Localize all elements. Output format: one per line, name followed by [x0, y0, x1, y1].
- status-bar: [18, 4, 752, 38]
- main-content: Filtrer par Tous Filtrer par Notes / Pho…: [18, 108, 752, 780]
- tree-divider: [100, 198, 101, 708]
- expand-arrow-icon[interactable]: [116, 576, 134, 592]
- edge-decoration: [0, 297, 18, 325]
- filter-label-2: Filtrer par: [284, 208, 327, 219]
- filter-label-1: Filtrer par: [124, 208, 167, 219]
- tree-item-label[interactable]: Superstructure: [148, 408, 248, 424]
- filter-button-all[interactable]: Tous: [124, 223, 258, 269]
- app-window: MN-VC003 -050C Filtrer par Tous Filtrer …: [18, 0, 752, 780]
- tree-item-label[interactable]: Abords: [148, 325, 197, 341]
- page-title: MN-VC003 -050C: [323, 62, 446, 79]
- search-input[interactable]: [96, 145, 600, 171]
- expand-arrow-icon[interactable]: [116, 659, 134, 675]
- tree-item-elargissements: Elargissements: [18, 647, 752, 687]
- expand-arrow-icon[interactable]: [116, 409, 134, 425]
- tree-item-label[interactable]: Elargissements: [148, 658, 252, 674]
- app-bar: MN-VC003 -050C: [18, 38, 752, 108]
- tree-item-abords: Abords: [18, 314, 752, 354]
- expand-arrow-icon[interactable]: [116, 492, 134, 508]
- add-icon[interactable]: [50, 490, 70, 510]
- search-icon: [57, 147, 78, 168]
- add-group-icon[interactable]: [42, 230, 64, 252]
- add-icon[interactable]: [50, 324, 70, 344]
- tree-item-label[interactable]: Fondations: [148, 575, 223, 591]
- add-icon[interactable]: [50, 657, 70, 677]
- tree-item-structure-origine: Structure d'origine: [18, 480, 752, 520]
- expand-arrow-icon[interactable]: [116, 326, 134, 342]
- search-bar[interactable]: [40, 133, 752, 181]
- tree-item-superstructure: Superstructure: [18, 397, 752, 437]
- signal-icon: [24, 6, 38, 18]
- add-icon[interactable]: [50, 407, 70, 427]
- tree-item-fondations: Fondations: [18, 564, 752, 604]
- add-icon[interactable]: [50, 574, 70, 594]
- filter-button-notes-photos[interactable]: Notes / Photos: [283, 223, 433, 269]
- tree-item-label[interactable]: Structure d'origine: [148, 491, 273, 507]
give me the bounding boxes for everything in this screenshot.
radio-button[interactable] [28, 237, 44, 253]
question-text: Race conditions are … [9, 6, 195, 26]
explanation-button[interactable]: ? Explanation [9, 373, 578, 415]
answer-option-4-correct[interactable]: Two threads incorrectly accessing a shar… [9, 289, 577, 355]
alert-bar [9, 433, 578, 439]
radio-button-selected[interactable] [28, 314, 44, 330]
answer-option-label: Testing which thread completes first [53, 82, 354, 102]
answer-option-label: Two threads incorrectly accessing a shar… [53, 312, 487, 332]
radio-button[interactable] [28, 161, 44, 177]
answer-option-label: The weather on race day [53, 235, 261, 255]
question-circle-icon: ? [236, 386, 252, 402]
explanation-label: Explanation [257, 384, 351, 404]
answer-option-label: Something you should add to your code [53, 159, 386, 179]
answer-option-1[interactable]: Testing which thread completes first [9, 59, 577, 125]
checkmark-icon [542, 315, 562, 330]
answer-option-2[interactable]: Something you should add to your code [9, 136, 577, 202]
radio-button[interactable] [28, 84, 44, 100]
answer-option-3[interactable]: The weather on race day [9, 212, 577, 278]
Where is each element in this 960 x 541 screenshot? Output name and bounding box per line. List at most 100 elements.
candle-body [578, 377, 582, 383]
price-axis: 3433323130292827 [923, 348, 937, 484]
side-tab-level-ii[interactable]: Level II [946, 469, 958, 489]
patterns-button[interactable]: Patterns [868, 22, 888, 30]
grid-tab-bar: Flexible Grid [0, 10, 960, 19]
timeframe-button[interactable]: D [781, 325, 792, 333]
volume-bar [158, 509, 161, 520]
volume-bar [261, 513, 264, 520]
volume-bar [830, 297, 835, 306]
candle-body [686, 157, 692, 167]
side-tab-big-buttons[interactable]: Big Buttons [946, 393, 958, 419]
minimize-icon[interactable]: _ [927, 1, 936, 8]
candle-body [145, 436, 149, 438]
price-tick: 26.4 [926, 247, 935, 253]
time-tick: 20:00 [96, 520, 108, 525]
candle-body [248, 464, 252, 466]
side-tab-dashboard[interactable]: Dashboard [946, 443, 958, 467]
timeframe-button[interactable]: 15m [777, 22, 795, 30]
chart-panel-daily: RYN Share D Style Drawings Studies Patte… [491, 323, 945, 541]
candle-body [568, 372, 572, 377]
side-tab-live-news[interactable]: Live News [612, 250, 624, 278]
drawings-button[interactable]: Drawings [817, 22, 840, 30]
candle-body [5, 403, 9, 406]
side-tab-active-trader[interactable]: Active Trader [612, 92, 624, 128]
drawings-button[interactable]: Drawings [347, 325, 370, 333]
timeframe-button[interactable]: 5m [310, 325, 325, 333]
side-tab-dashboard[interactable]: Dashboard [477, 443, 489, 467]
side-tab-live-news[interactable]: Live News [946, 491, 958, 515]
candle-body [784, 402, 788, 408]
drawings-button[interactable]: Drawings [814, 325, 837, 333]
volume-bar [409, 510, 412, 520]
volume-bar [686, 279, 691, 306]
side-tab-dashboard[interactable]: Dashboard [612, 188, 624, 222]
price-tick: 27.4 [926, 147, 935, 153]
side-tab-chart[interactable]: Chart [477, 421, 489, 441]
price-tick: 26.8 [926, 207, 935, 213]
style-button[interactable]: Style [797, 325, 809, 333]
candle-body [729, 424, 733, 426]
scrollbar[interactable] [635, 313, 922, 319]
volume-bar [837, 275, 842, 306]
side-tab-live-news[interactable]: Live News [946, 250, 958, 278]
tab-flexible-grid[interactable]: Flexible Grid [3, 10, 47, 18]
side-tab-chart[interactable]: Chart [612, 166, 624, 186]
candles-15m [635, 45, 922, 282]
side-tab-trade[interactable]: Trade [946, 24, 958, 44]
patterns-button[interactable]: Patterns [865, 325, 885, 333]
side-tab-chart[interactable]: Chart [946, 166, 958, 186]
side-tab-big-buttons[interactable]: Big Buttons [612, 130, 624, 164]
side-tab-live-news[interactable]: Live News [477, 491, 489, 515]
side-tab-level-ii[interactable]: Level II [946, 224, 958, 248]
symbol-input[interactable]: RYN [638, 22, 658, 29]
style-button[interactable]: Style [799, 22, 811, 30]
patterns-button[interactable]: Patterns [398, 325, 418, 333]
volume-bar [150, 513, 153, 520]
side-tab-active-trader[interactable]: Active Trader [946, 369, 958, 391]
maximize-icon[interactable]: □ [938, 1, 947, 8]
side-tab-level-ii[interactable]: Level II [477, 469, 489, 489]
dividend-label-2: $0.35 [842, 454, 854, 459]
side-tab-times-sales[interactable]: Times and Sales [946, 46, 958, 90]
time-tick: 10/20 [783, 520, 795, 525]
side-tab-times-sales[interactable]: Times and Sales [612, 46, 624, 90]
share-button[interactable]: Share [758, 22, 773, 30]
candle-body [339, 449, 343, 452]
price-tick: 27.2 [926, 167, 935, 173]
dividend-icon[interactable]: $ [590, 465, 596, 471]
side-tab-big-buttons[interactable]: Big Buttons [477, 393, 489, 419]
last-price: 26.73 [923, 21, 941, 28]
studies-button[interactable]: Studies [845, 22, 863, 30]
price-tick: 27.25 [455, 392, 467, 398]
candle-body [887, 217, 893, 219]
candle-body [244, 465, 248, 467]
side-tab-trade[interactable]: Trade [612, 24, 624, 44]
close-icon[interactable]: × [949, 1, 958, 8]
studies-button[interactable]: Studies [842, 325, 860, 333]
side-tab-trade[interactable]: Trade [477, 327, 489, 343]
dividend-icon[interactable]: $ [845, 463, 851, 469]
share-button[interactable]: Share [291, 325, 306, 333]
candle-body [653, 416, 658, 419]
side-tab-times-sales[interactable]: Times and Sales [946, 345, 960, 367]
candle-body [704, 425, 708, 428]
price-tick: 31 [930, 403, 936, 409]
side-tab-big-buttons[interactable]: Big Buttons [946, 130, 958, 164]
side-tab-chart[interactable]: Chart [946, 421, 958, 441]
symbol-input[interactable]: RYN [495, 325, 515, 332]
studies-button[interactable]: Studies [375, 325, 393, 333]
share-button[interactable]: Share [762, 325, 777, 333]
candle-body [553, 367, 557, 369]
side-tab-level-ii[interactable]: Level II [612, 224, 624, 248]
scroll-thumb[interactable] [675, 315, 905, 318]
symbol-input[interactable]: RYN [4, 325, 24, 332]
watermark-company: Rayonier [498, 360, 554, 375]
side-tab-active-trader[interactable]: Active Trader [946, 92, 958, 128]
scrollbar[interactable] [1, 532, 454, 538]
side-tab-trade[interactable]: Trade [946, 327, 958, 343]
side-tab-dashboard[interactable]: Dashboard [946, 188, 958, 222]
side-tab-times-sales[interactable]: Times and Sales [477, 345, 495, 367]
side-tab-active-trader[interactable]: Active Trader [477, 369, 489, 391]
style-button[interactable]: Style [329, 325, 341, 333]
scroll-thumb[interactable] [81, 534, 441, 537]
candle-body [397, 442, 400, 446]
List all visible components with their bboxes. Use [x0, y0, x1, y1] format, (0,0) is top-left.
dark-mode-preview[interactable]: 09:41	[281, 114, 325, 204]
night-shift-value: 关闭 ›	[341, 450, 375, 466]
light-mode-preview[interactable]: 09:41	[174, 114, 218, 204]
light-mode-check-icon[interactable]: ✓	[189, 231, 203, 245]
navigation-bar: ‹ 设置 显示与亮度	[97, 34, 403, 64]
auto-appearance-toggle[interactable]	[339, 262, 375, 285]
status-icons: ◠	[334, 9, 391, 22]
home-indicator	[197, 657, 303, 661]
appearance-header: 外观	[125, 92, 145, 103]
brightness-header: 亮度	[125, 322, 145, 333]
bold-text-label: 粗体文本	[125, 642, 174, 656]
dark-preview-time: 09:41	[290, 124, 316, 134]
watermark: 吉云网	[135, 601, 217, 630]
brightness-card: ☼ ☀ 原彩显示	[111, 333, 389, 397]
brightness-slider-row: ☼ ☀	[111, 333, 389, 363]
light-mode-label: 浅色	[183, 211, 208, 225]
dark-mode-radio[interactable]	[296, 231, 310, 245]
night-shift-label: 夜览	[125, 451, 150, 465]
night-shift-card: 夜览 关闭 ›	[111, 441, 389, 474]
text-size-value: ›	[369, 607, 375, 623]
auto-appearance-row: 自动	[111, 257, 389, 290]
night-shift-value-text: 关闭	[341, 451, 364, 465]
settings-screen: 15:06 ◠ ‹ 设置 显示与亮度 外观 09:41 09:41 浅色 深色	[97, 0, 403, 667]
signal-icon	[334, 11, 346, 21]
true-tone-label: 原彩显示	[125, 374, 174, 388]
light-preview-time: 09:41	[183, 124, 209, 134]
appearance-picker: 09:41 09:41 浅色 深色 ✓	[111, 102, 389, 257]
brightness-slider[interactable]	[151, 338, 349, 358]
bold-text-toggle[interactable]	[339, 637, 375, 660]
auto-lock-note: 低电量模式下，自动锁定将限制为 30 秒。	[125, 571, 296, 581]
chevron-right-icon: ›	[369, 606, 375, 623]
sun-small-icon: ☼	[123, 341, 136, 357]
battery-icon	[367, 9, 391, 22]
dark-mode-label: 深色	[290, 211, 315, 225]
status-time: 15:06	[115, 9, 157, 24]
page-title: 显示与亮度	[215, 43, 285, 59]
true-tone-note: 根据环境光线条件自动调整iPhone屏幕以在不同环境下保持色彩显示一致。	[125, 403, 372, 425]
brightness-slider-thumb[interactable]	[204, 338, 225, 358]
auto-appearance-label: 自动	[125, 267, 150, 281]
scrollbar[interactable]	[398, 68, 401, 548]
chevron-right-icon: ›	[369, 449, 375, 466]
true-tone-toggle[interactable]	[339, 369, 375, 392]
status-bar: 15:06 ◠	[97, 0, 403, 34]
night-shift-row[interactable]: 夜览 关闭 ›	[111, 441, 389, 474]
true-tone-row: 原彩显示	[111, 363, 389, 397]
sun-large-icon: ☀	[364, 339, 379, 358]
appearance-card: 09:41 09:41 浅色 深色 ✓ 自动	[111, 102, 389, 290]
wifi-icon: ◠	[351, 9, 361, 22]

The problem: Rewrite the listing above from its first line through the line containing "- edge-decoration: [0, 297, 18, 325]", swapping "tree-divider" for "tree-separator" and leaving everything else as it is. Give only those lines.

Reply:
Localize all elements. Output format: one per line, name followed by [x0, y0, x1, y1].
- status-bar: [18, 4, 752, 38]
- main-content: Filtrer par Tous Filtrer par Notes / Pho…: [18, 108, 752, 780]
- tree-separator: [100, 198, 101, 708]
- expand-arrow-icon[interactable]: [116, 576, 134, 592]
- edge-decoration: [0, 297, 18, 325]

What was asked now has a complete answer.